Extracted entries –

★ ★ ★ ★

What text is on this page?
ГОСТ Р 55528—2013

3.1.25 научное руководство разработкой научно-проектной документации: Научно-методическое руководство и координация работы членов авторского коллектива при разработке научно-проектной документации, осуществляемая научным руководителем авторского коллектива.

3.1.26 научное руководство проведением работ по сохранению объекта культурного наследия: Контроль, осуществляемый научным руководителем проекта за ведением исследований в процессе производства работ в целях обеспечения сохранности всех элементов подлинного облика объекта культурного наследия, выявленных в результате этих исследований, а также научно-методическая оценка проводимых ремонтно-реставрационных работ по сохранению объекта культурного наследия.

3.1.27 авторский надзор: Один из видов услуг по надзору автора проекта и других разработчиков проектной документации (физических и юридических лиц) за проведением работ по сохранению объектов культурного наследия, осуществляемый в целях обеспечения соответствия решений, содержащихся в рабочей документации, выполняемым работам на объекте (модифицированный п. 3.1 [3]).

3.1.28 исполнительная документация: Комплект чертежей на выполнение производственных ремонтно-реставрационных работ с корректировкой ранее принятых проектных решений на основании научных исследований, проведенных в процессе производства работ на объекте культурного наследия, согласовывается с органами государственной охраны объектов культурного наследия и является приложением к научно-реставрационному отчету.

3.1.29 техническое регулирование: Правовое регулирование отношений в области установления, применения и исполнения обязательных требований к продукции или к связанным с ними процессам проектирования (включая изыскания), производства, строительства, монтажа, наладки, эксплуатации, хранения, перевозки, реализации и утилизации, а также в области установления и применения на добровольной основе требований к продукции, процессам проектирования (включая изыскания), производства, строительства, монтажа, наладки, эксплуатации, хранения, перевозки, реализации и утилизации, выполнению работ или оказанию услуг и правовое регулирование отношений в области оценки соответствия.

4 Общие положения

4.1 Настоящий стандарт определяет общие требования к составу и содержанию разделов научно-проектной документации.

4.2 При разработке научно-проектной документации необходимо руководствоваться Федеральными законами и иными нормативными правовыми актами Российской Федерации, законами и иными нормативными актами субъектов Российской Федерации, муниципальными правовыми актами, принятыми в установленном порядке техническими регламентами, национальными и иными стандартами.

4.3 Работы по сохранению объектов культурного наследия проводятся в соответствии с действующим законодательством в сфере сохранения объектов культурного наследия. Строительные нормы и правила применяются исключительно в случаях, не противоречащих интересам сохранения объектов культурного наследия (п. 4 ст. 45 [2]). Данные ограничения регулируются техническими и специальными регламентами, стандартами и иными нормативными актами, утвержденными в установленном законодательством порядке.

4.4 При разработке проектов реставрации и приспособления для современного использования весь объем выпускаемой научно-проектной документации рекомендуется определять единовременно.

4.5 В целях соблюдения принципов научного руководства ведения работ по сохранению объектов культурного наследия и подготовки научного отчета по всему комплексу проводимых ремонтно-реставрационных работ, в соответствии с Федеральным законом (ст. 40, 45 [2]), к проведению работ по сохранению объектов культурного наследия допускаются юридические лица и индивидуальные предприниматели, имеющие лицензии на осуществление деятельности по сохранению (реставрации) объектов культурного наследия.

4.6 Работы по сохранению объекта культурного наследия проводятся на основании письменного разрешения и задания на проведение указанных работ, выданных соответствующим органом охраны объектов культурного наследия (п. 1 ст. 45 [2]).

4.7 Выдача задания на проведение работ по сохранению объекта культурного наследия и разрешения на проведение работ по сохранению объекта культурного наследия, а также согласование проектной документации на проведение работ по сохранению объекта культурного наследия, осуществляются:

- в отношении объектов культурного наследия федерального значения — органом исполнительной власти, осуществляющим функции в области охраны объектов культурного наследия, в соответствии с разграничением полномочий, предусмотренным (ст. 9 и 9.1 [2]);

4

★ ★ ★ ★

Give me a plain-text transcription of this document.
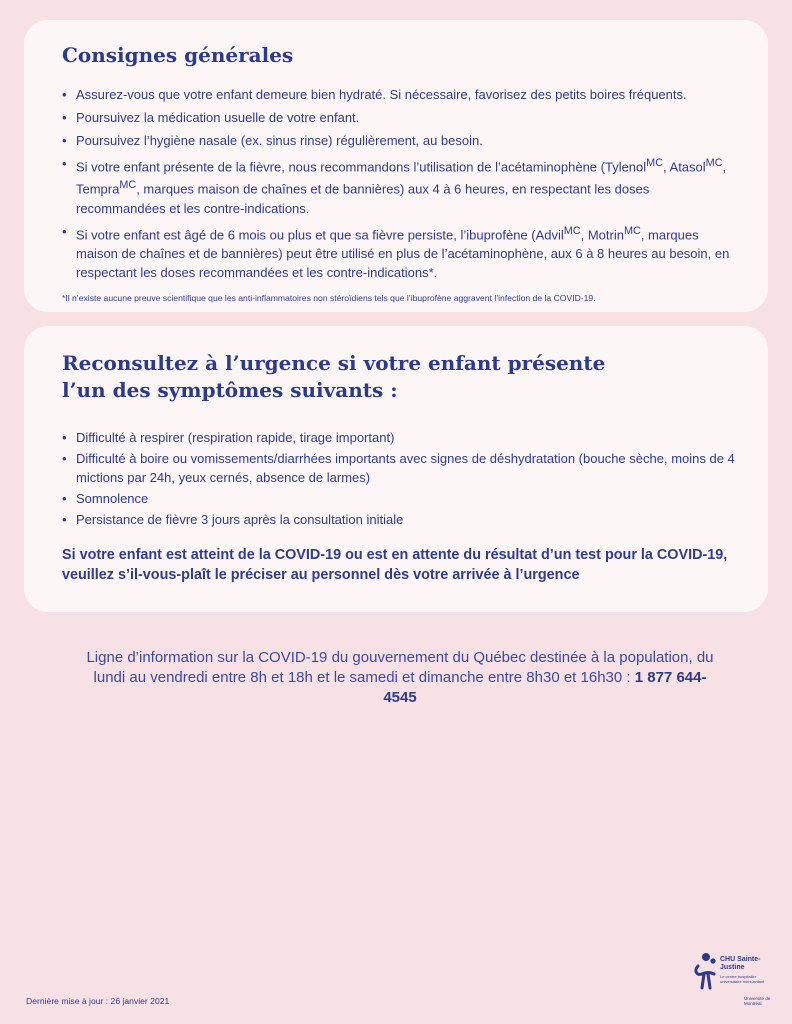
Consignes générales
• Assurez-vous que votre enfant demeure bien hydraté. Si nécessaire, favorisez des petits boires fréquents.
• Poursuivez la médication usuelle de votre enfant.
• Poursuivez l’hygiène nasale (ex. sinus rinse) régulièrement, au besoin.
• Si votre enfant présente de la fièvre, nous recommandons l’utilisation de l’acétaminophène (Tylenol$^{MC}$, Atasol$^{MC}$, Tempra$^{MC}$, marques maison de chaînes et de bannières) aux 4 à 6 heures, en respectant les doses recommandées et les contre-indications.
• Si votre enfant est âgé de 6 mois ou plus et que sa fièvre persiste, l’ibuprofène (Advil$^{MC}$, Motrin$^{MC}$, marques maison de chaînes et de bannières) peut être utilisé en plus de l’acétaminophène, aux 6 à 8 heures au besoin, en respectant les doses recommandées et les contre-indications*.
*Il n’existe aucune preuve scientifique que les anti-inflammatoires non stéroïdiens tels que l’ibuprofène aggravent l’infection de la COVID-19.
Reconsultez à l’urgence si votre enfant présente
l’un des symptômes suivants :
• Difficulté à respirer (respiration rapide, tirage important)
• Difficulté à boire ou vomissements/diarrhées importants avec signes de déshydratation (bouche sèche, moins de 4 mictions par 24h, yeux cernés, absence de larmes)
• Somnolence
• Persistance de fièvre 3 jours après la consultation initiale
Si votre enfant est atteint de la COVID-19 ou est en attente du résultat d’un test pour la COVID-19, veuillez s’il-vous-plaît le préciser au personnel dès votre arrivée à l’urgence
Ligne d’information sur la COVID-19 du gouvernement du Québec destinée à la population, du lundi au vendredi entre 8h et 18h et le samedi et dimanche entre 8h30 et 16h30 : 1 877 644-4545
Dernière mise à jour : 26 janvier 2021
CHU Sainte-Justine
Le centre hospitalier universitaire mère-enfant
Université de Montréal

★ ★ ★ ★

Extract from the data every line where "vous" shows up.

• Assurez-vous que votre enfant demeure bien hydraté. Si nécessaire, favorisez des petits boires fréquents.
Si votre enfant est atteint de la COVID-19 ou est en attente du résultat d’un test pour la COVID-19, veuillez s’il-vous-plaît le préciser au personnel dès votre arrivée à l’urgence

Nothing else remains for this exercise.